## Exercise details
Write out all of the entries exactly as given.

[Records contained in a dataset]
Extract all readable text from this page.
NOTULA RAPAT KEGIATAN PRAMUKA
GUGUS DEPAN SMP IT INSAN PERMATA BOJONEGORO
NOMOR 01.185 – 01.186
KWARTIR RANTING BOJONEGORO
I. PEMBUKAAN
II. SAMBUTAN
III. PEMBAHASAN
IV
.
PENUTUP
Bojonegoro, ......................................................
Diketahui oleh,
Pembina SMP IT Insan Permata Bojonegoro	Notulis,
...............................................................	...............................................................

## The answer
Extract all readable text from this page.
NOTULA RAPAT KEGIATAN PRAMUKA
GUGUS DEPAN SMP IT INSAN PERMATA BOJONEGORO
NOMOR 01.185 – 01.186
KWARTIR RANTING BOJONEGORO
I. PEMBUKAAN
II. SAMBUTAN
III. PEMBAHASAN
IV
.
PENUTUP
Bojonegoro, ......................................................
Diketahui oleh,
Pembina SMP IT Insan Permata Bojonegoro	Notulis,
...............................................................	...............................................................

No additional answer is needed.